■ Written exercise ■
Pictures in the records should not be copied, but every other part must be repeated exactly.

(Records that describe figures)
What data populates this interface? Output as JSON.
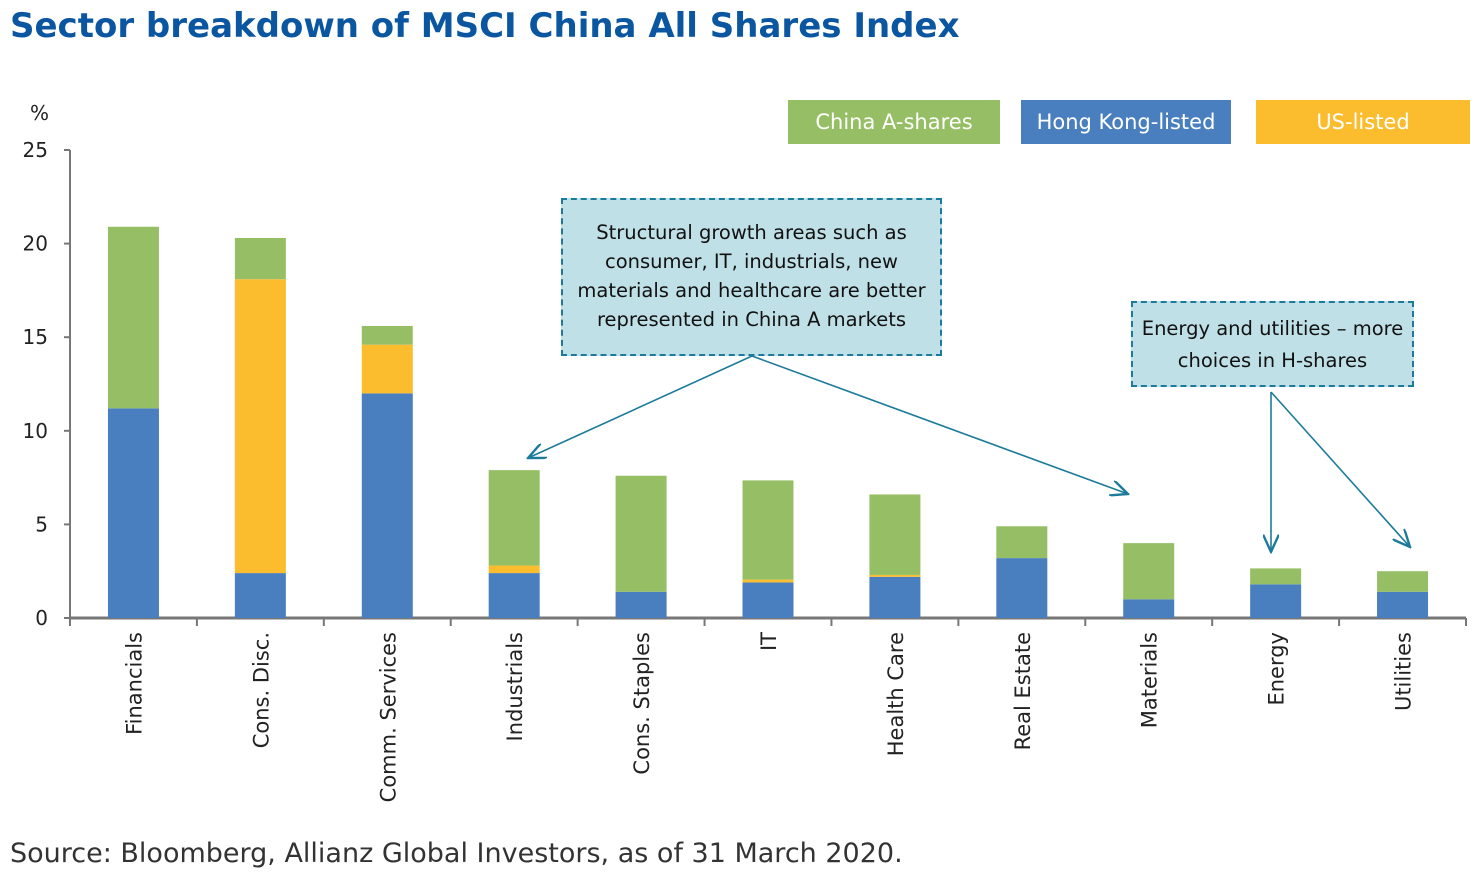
{
  "title": "Sector breakdown of MSCI China All Shares Index",
  "source": "Source: Bloomberg, Allianz Global Investors, as of 31 March 2020.",
  "notes": {
    "structural": "Structural growth areas such as consumer, IT, industrials, new materials and healthcare are better represented in China A markets",
    "energy": "Energy and utilities – more choices in H-shares"
  },
  "chart_data": {
    "type": "bar",
    "stacked": true,
    "ylabel": "%",
    "ylim": [
      0,
      25
    ],
    "yticks": [
      0,
      5,
      10,
      15,
      20,
      25
    ],
    "grid": false,
    "legend_position": "top-right",
    "categories": [
      "Financials",
      "Cons. Disc.",
      "Comm. Services",
      "Industrials",
      "Cons. Staples",
      "IT",
      "Health Care",
      "Real Estate",
      "Materials",
      "Energy",
      "Utilities"
    ],
    "series": [
      {
        "name": "Hong Kong-listed",
        "color": "#4a7fbf",
        "values": [
          11.2,
          2.4,
          12.0,
          2.4,
          1.4,
          1.9,
          2.2,
          3.2,
          1.0,
          1.8,
          1.4
        ]
      },
      {
        "name": "US-listed",
        "color": "#fbbc2e",
        "values": [
          0,
          15.7,
          2.6,
          0.4,
          0,
          0.15,
          0.1,
          0,
          0,
          0,
          0
        ]
      },
      {
        "name": "China A-shares",
        "color": "#96bf65",
        "values": [
          9.7,
          2.2,
          1.0,
          5.1,
          6.2,
          5.3,
          4.3,
          1.7,
          3.0,
          0.85,
          1.1
        ]
      }
    ],
    "legend_order": [
      "China A-shares",
      "Hong Kong-listed",
      "US-listed"
    ]
  }
}
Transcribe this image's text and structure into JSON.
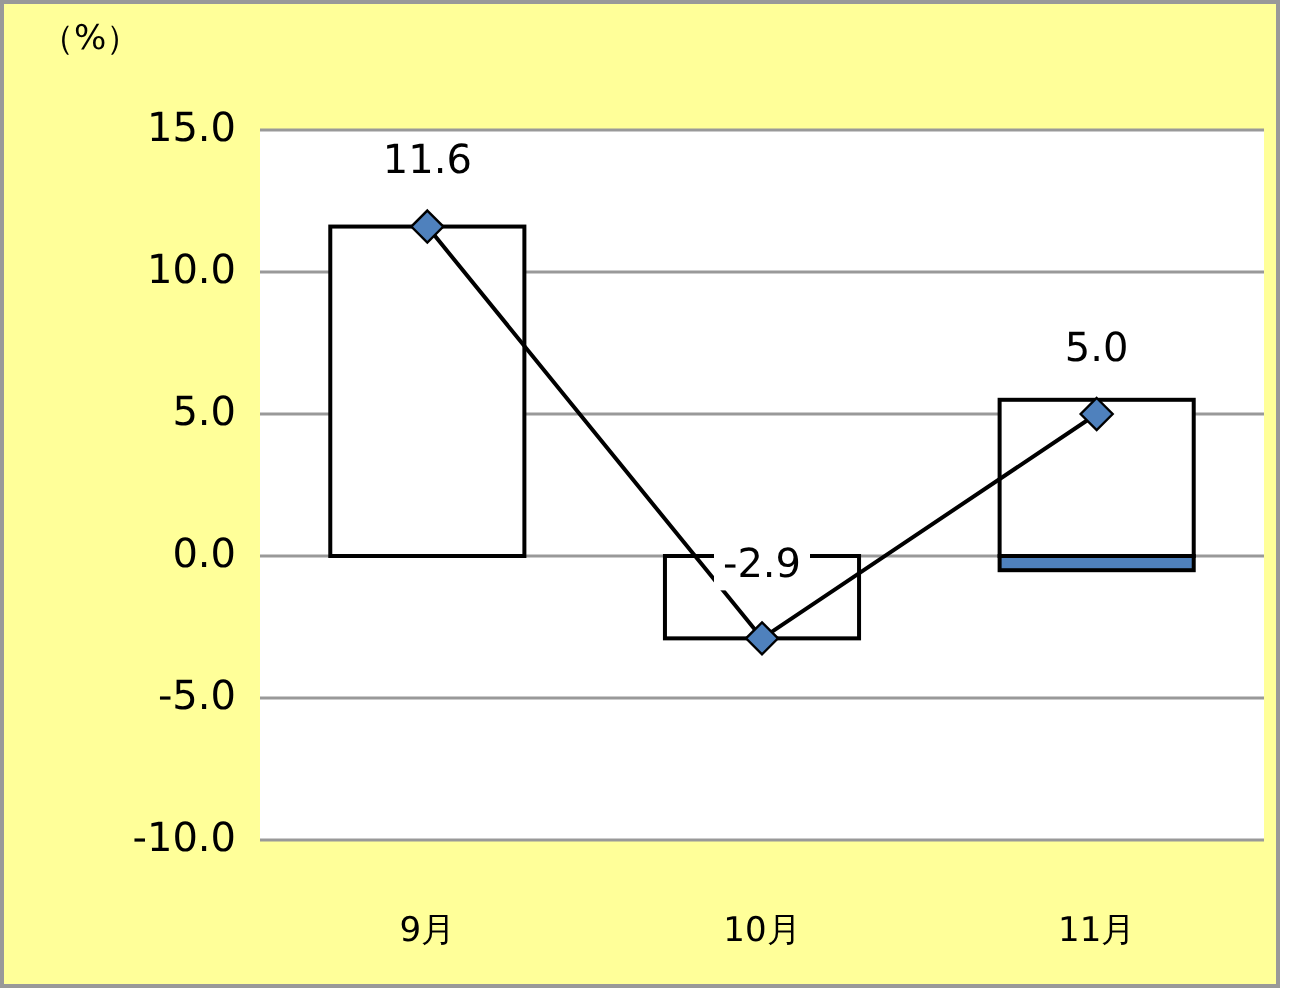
{
  "chart_data": {
    "type": "bar",
    "stacked": true,
    "ylabel": "（%）",
    "categories": [
      "9月",
      "10月",
      "11月"
    ],
    "series": [
      {
        "color": "#ffffff",
        "values": [
          11.6,
          -2.9,
          5.5
        ]
      },
      {
        "color": "#4f81bd",
        "values": [
          null,
          null,
          -0.5
        ]
      },
      {
        "type": "line",
        "color": "#000000",
        "values": [
          11.6,
          -2.9,
          5.0
        ],
        "value_labels": [
          "11.6",
          "-2.9",
          "5.0"
        ]
      }
    ],
    "ylim": [
      -10,
      15
    ],
    "yticks": [
      {
        "value": 15,
        "label": "15.0"
      },
      {
        "value": 10,
        "label": "10.0"
      },
      {
        "value": 5,
        "label": "5.0"
      },
      {
        "value": 0,
        "label": "0.0"
      },
      {
        "value": -5,
        "label": "-5.0"
      },
      {
        "value": -10,
        "label": "-10.0"
      }
    ],
    "grid": "y",
    "marker": "diamond"
  }
}
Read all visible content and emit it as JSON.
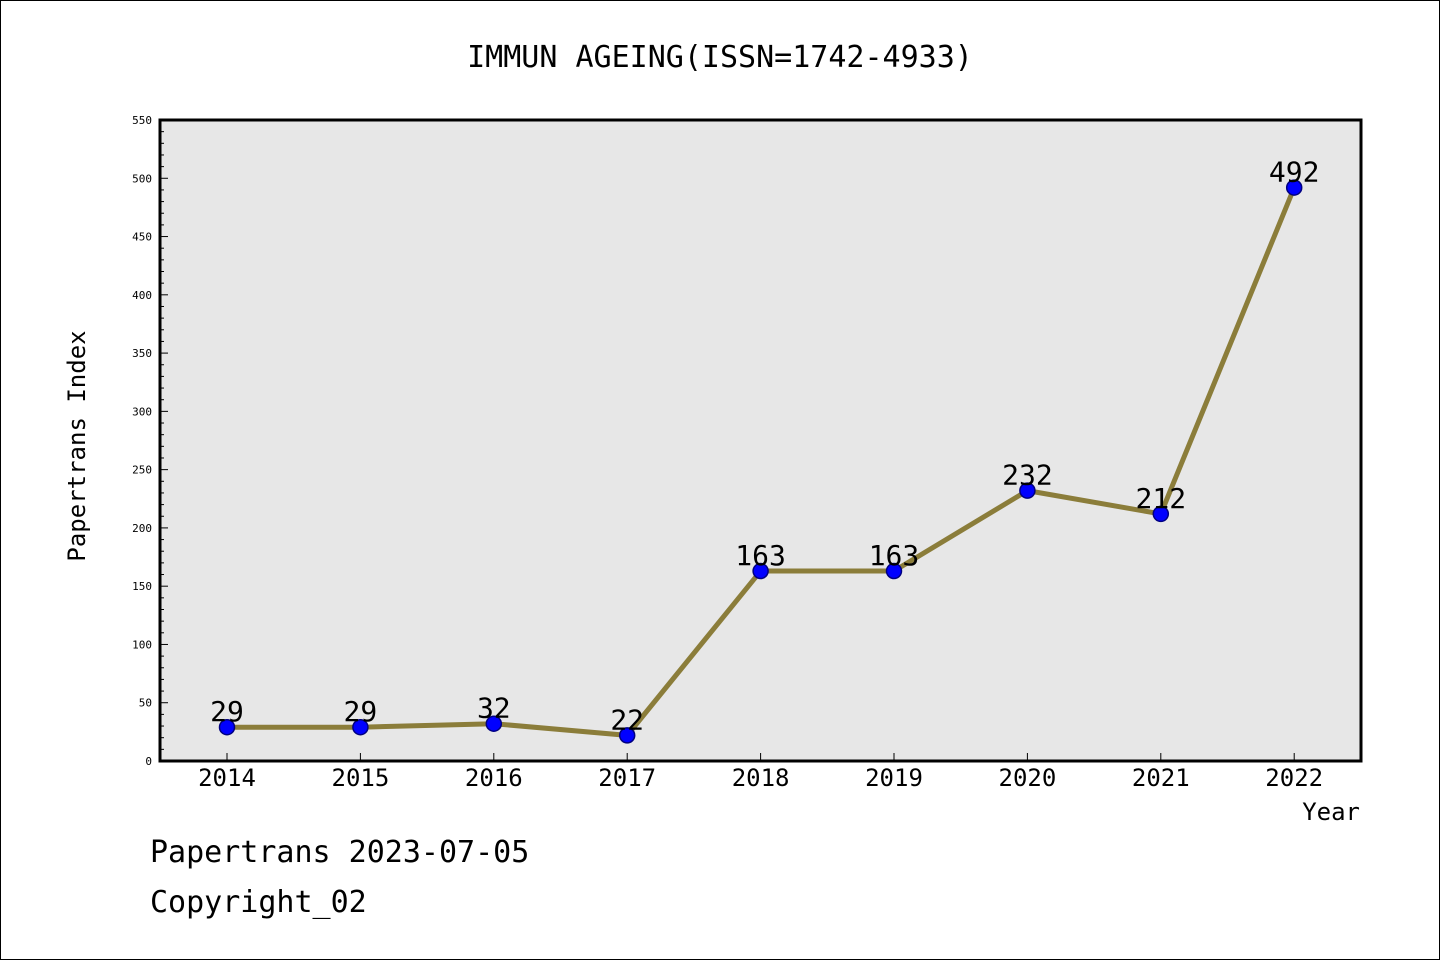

■ Task result ■
What data populates this interface? Output as JSON.
{
  "title": "Sector breakdown of MSCI China All Shares Index",
  "source": "Source: Bloomberg, Allianz Global Investors, as of 31 March 2020.",
  "notes": {
    "structural": "Structural growth areas such as consumer, IT, industrials, new materials and healthcare are better represented in China A markets",
    "energy": "Energy and utilities – more choices in H-shares"
  },
  "chart_data": {
    "type": "bar",
    "stacked": true,
    "ylabel": "%",
    "ylim": [
      0,
      25
    ],
    "yticks": [
      0,
      5,
      10,
      15,
      20,
      25
    ],
    "grid": false,
    "legend_position": "top-right",
    "categories": [
      "Financials",
      "Cons. Disc.",
      "Comm. Services",
      "Industrials",
      "Cons. Staples",
      "IT",
      "Health Care",
      "Real Estate",
      "Materials",
      "Energy",
      "Utilities"
    ],
    "series": [
      {
        "name": "Hong Kong-listed",
        "color": "#4a7fbf",
        "values": [
          11.2,
          2.4,
          12.0,
          2.4,
          1.4,
          1.9,
          2.2,
          3.2,
          1.0,
          1.8,
          1.4
        ]
      },
      {
        "name": "US-listed",
        "color": "#fbbc2e",
        "values": [
          0,
          15.7,
          2.6,
          0.4,
          0,
          0.15,
          0.1,
          0,
          0,
          0,
          0
        ]
      },
      {
        "name": "China A-shares",
        "color": "#96bf65",
        "values": [
          9.7,
          2.2,
          1.0,
          5.1,
          6.2,
          5.3,
          4.3,
          1.7,
          3.0,
          0.85,
          1.1
        ]
      }
    ],
    "legend_order": [
      "China A-shares",
      "Hong Kong-listed",
      "US-listed"
    ]
  }
}
Transcribe this image's text and structure into JSON.
{
  "chart_data": {
    "type": "bar",
    "stacked": true,
    "ylabel": "（%）",
    "categories": [
      "9月",
      "10月",
      "11月"
    ],
    "series": [
      {
        "color": "#ffffff",
        "values": [
          11.6,
          -2.9,
          5.5
        ]
      },
      {
        "color": "#4f81bd",
        "values": [
          null,
          null,
          -0.5
        ]
      },
      {
        "type": "line",
        "color": "#000000",
        "values": [
          11.6,
          -2.9,
          5.0
        ],
        "value_labels": [
          "11.6",
          "-2.9",
          "5.0"
        ]
      }
    ],
    "ylim": [
      -10,
      15
    ],
    "yticks": [
      {
        "value": 15,
        "label": "15.0"
      },
      {
        "value": 10,
        "label": "10.0"
      },
      {
        "value": 5,
        "label": "5.0"
      },
      {
        "value": 0,
        "label": "0.0"
      },
      {
        "value": -5,
        "label": "-5.0"
      },
      {
        "value": -10,
        "label": "-10.0"
      }
    ],
    "grid": "y",
    "marker": "diamond"
  }
}
Read all visible content and emit it as JSON.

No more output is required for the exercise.